RECORDS SHOWN =
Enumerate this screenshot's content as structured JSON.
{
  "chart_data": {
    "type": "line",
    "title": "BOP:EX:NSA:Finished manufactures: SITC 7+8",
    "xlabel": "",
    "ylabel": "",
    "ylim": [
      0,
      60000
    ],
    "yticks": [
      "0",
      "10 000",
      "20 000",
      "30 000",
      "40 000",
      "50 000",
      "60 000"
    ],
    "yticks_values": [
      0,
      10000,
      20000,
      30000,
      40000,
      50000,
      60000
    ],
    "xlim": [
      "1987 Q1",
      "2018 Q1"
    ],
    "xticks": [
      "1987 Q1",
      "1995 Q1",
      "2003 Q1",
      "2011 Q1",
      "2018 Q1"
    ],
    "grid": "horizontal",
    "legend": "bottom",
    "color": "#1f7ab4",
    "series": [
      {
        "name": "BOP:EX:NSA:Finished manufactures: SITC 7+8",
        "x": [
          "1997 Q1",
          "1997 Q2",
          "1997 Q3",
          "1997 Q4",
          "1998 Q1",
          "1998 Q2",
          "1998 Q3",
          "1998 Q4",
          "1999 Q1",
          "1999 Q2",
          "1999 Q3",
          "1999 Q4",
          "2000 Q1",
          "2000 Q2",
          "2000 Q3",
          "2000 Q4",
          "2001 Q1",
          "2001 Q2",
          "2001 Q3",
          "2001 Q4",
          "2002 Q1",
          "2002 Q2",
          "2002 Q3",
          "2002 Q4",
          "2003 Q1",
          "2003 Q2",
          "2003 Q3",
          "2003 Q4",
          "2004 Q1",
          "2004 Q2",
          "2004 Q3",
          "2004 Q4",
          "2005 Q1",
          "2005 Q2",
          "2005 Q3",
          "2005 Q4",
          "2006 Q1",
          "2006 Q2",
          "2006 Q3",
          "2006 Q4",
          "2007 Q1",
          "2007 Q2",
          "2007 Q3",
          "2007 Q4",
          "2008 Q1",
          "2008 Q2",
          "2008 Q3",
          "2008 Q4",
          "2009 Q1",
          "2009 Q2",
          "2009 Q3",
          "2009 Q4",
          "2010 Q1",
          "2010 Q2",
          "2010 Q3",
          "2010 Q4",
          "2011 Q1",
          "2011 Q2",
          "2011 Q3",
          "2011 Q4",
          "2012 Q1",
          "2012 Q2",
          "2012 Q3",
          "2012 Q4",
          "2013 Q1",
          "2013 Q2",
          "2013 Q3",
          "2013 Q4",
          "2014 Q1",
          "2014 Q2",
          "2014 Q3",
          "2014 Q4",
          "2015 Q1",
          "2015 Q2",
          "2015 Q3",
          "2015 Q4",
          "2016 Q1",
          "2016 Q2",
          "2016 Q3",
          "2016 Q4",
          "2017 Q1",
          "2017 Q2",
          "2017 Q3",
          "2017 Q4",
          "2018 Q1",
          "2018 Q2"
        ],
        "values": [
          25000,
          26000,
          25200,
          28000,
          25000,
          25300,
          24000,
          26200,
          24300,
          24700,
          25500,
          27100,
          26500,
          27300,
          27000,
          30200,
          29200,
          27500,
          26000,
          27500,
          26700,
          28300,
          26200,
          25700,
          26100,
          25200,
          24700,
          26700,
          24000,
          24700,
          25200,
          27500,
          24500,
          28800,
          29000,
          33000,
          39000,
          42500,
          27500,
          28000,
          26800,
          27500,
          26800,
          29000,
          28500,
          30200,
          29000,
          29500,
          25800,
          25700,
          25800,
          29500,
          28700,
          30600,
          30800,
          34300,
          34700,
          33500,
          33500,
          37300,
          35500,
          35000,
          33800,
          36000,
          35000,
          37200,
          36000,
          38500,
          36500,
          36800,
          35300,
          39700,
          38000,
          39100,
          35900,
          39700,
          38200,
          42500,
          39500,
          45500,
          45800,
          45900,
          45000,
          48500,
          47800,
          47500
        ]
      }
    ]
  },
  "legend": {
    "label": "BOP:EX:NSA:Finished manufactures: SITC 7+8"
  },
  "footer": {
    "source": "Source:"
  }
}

INSTRUCTION = Give back the whole listing, word for word.

ANSWER BELOW =
Enumerate this screenshot's content as structured JSON.
{
  "chart_data": {
    "type": "line",
    "title": "BOP:EX:NSA:Finished manufactures: SITC 7+8",
    "xlabel": "",
    "ylabel": "",
    "ylim": [
      0,
      60000
    ],
    "yticks": [
      "0",
      "10 000",
      "20 000",
      "30 000",
      "40 000",
      "50 000",
      "60 000"
    ],
    "yticks_values": [
      0,
      10000,
      20000,
      30000,
      40000,
      50000,
      60000
    ],
    "xlim": [
      "1987 Q1",
      "2018 Q1"
    ],
    "xticks": [
      "1987 Q1",
      "1995 Q1",
      "2003 Q1",
      "2011 Q1",
      "2018 Q1"
    ],
    "grid": "horizontal",
    "legend": "bottom",
    "color": "#1f7ab4",
    "series": [
      {
        "name": "BOP:EX:NSA:Finished manufactures: SITC 7+8",
        "x": [
          "1997 Q1",
          "1997 Q2",
          "1997 Q3",
          "1997 Q4",
          "1998 Q1",
          "1998 Q2",
          "1998 Q3",
          "1998 Q4",
          "1999 Q1",
          "1999 Q2",
          "1999 Q3",
          "1999 Q4",
          "2000 Q1",
          "2000 Q2",
          "2000 Q3",
          "2000 Q4",
          "2001 Q1",
          "2001 Q2",
          "2001 Q3",
          "2001 Q4",
          "2002 Q1",
          "2002 Q2",
          "2002 Q3",
          "2002 Q4",
          "2003 Q1",
          "2003 Q2",
          "2003 Q3",
          "2003 Q4",
          "2004 Q1",
          "2004 Q2",
          "2004 Q3",
          "2004 Q4",
          "2005 Q1",
          "2005 Q2",
          "2005 Q3",
          "2005 Q4",
          "2006 Q1",
          "2006 Q2",
          "2006 Q3",
          "2006 Q4",
          "2007 Q1",
          "2007 Q2",
          "2007 Q3",
          "2007 Q4",
          "2008 Q1",
          "2008 Q2",
          "2008 Q3",
          "2008 Q4",
          "2009 Q1",
          "2009 Q2",
          "2009 Q3",
          "2009 Q4",
          "2010 Q1",
          "2010 Q2",
          "2010 Q3",
          "2010 Q4",
          "2011 Q1",
          "2011 Q2",
          "2011 Q3",
          "2011 Q4",
          "2012 Q1",
          "2012 Q2",
          "2012 Q3",
          "2012 Q4",
          "2013 Q1",
          "2013 Q2",
          "2013 Q3",
          "2013 Q4",
          "2014 Q1",
          "2014 Q2",
          "2014 Q3",
          "2014 Q4",
          "2015 Q1",
          "2015 Q2",
          "2015 Q3",
          "2015 Q4",
          "2016 Q1",
          "2016 Q2",
          "2016 Q3",
          "2016 Q4",
          "2017 Q1",
          "2017 Q2",
          "2017 Q3",
          "2017 Q4",
          "2018 Q1",
          "2018 Q2"
        ],
        "values": [
          25000,
          26000,
          25200,
          28000,
          25000,
          25300,
          24000,
          26200,
          24300,
          24700,
          25500,
          27100,
          26500,
          27300,
          27000,
          30200,
          29200,
          27500,
          26000,
          27500,
          26700,
          28300,
          26200,
          25700,
          26100,
          25200,
          24700,
          26700,
          24000,
          24700,
          25200,
          27500,
          24500,
          28800,
          29000,
          33000,
          39000,
          42500,
          27500,
          28000,
          26800,
          27500,
          26800,
          29000,
          28500,
          30200,
          29000,
          29500,
          25800,
          25700,
          25800,
          29500,
          28700,
          30600,
          30800,
          34300,
          34700,
          33500,
          33500,
          37300,
          35500,
          35000,
          33800,
          36000,
          35000,
          37200,
          36000,
          38500,
          36500,
          36800,
          35300,
          39700,
          38000,
          39100,
          35900,
          39700,
          38200,
          42500,
          39500,
          45500,
          45800,
          45900,
          45000,
          48500,
          47800,
          47500
        ]
      }
    ]
  },
  "legend": {
    "label": "BOP:EX:NSA:Finished manufactures: SITC 7+8"
  },
  "footer": {
    "source": "Source:"
  }
}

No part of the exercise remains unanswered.